• [Passage provided]
This video, which has 1.7 million views, should pique your interest some more:

https://www.youtube.com/watch?v=3gyHKCDq1YA

wrog,
@wrog@mastodon.murkworks.net avatar

@johncarlosbaez

"The weird part: the resulting field is isomorphic to the complex numbers equipped with a weird metric. Using the axiom of choice. 😬"

Is this something someone has actually proven or is it just something that people assume?

Because when I took the seminar on this (circa 1982) , the word then was that we know very little about Ωₚ (the ultimate algebraically closed Cauchy-completion of 𝐐ₚ), that so far as we know, it has nothing to do with the complex numbers and Koblitz's book (what we were using) had nothing further to say,

and it seems to me there's rather a lot of work to do to axiom-of-choice a consistent metric out of this. But maybe somebody's done it in the last 30 years.

Anyway: citation needed.

johncarlosbaez,
@johncarlosbaez@mathstodon.xyz avatar

@wrog - looking around I read:

"Two algebraically closed fields are isomorphic if and only if they have the same characteristic and transcendence degree (see, for example Lang’s Algebra X §1). An algebraically closed field of transcendence degree λ has cardinality λ+ℵ₀ . If κ > ℵ₀ , an algebraically closed field of cardinality κ also has transcendence degree κ. Thus, any two algebraically closed fields of the same characteristic and same uncountable cardinality are isomorphic."

• [Dataset entries]
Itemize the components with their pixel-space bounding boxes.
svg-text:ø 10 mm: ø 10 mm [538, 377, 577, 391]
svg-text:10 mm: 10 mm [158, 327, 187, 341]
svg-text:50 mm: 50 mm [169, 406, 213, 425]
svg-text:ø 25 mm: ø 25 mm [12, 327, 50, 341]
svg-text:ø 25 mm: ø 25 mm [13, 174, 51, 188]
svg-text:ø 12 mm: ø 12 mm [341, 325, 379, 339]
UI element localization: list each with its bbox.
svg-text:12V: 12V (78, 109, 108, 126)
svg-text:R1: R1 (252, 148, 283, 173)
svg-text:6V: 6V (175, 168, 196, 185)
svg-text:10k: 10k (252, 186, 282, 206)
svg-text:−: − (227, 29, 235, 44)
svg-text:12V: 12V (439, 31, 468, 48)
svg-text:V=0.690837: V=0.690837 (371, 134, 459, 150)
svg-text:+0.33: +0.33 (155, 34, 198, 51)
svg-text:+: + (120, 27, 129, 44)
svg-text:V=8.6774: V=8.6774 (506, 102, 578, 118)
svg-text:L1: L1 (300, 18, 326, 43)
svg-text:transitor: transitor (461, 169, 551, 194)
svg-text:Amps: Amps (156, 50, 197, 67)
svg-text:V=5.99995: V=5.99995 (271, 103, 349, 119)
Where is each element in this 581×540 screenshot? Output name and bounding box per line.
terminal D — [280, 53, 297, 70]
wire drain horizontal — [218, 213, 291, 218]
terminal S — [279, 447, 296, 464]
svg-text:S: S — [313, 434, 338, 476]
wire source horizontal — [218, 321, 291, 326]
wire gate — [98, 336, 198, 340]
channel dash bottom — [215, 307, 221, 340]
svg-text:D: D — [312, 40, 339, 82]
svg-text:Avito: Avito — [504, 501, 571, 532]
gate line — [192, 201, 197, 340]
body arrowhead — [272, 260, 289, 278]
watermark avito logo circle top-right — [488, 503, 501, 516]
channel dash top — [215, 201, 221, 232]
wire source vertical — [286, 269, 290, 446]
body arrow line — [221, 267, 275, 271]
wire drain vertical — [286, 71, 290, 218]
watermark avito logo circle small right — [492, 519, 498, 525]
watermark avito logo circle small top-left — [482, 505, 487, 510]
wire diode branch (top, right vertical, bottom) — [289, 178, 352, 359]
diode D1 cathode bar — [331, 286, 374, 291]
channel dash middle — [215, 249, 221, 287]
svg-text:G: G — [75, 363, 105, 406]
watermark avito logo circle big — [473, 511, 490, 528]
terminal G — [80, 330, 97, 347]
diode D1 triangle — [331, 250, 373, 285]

• [Work instruction 1] Can you reproduce the Mastodon thread word for word, starting at "Because when I" and ending at "Anyway: citation needed."?
• [Work instruction 2]
Please answer these from the Mastodon thread:
(a) How many views does the linked video have?
(b) Around what year did wrog take the seminar on this topic?
(c) What cardinality does an algebraically closed field of transcendence degree λ have?
• [Work instruction 3] Could you extend the Mastodon thread about algebraically closed fields, picking up right after its last sentence?
These records come from a separate source, not from the Mastodon thread.

• [Expected output 1]
Because when I took the seminar on this (circa 1982) , the word then was that we know very little about Ωₚ (the ultimate algebraically closed Cauchy-completion of 𝐐ₚ), that so far as we know, it has nothing to do with the complex numbers and Koblitz's book (what we were using) had nothing further to say,

and it seems to me there's rather a lot of work to do to axiom-of-choice a consistent metric out of this. But maybe somebody's done it in the last 30 years.

Anyway: citation needed.

• [Expected output 2]
(a) 1.7 million
(b) Circa 1982
(c) λ+ℵ₀

• [Expected output 3]
It's in the proof of Proposition 4.4 here:

http://homepages.math.uic.edu/~marker/orsay/orsay2.pdf

This does the job because the field I was talking about, like the complex numbers, is algebraically closed, with characteristic zero, and cardinality the continuum.

wrog,
@wrog@mastodon.murkworks.net avatar

@johncarlosbaez

ok, thanks.

I guess the idea is that the theory of algebraically closed fields can't do anything to distinguish or relate algebraically independent transcendentals,

which means if we have two extensions of 𝐐 with their respective transcendence bases having the same cardinality, ANY bijection at all between those bases can be extended into a field isomorphism,

... and if it so happens there's no way to have such an isomorphism respect convergence of sequences (i.e., f(lim xₙ)=lim f(xₙ)) w.r.t. ANY of the metrics, we just don't care.

Seems like something they ought to have known about in 1982.

OTOH it's a completely useless isomorphism, so maybe it just wasn't worth mentioning.

Bleah.

johncarlosbaez,
@johncarlosbaez@mathstodon.xyz avatar

@wrog - "if we have two extensions of 𝐐 with their respective transcendence bases having the same cardinality, ANY bijection at all between those bases can be extended into a field isomorphism".

Right. But using this to get an isomorphism between ℂ and ℂₚ requires "choosing" transcendence bases for each of these fields. And apparently this can only be done using the axiom of choice, not any actual construction.

wrog,
@wrog@mastodon.murkworks.net avatar

@johncarlosbaez

and "choosing" every element of the (uncountably large) bijection

I knew that part. (ANY pulling of uncountably large rabbits from hats ⟹ AoC)

What I was missing was how to deal with the question of how you map some z that's the limit of a sequence in ℂ, to something appropriate in ℂₚ, where, even if the sequence were entirely rational numbers, it might not even converge in ℂₚ because the metric there is totally different and so you won't even have anything to choose from.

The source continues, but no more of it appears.